Layout element annotations
────────────────
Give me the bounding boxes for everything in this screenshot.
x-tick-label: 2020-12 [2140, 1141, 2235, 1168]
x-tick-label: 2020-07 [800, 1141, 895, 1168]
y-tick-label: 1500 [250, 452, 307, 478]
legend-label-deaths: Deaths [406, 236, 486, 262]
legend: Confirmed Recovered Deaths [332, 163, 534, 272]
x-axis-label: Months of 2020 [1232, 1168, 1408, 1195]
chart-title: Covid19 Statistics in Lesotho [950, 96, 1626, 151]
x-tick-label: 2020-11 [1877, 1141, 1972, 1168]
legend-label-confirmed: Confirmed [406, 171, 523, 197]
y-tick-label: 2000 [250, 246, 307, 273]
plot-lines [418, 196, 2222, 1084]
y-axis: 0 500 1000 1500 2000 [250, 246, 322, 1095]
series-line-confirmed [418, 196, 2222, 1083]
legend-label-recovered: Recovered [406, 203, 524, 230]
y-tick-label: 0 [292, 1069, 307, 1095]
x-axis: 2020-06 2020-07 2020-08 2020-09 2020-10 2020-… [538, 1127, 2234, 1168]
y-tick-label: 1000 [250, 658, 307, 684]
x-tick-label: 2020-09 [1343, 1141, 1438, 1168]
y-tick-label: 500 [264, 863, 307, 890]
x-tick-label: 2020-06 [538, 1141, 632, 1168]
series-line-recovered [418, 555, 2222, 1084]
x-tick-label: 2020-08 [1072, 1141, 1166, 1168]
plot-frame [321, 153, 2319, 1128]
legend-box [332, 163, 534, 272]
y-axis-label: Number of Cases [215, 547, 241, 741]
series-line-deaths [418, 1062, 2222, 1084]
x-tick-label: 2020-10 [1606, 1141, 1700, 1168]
────────────────
*Task details*:
Copy every line of the listing above verbatim.

*Reply*:
Give me the bounding boxes for everything in this screenshot.
x-tick-label: 2020-12 [2140, 1141, 2235, 1168]
x-tick-label: 2020-07 [800, 1141, 895, 1168]
y-tick-label: 1500 [250, 452, 307, 478]
legend-label-deaths: Deaths [406, 236, 486, 262]
legend: Confirmed Recovered Deaths [332, 163, 534, 272]
x-axis-label: Months of 2020 [1232, 1168, 1408, 1195]
chart-title: Covid19 Statistics in Lesotho [950, 96, 1626, 151]
x-tick-label: 2020-11 [1877, 1141, 1972, 1168]
legend-label-confirmed: Confirmed [406, 171, 523, 197]
y-tick-label: 2000 [250, 246, 307, 273]
plot-lines [418, 196, 2222, 1084]
y-axis: 0 500 1000 1500 2000 [250, 246, 322, 1095]
series-line-confirmed [418, 196, 2222, 1083]
legend-label-recovered: Recovered [406, 203, 524, 230]
y-tick-label: 0 [292, 1069, 307, 1095]
x-axis: 2020-06 2020-07 2020-08 2020-09 2020-10 2020-… [538, 1127, 2234, 1168]
y-tick-label: 1000 [250, 658, 307, 684]
x-tick-label: 2020-09 [1343, 1141, 1438, 1168]
y-tick-label: 500 [264, 863, 307, 890]
x-tick-label: 2020-06 [538, 1141, 632, 1168]
series-line-recovered [418, 555, 2222, 1084]
x-tick-label: 2020-08 [1072, 1141, 1166, 1168]
plot-frame [321, 153, 2319, 1128]
legend-box [332, 163, 534, 272]
y-axis-label: Number of Cases [215, 547, 241, 741]
series-line-deaths [418, 1062, 2222, 1084]
x-tick-label: 2020-10 [1606, 1141, 1700, 1168]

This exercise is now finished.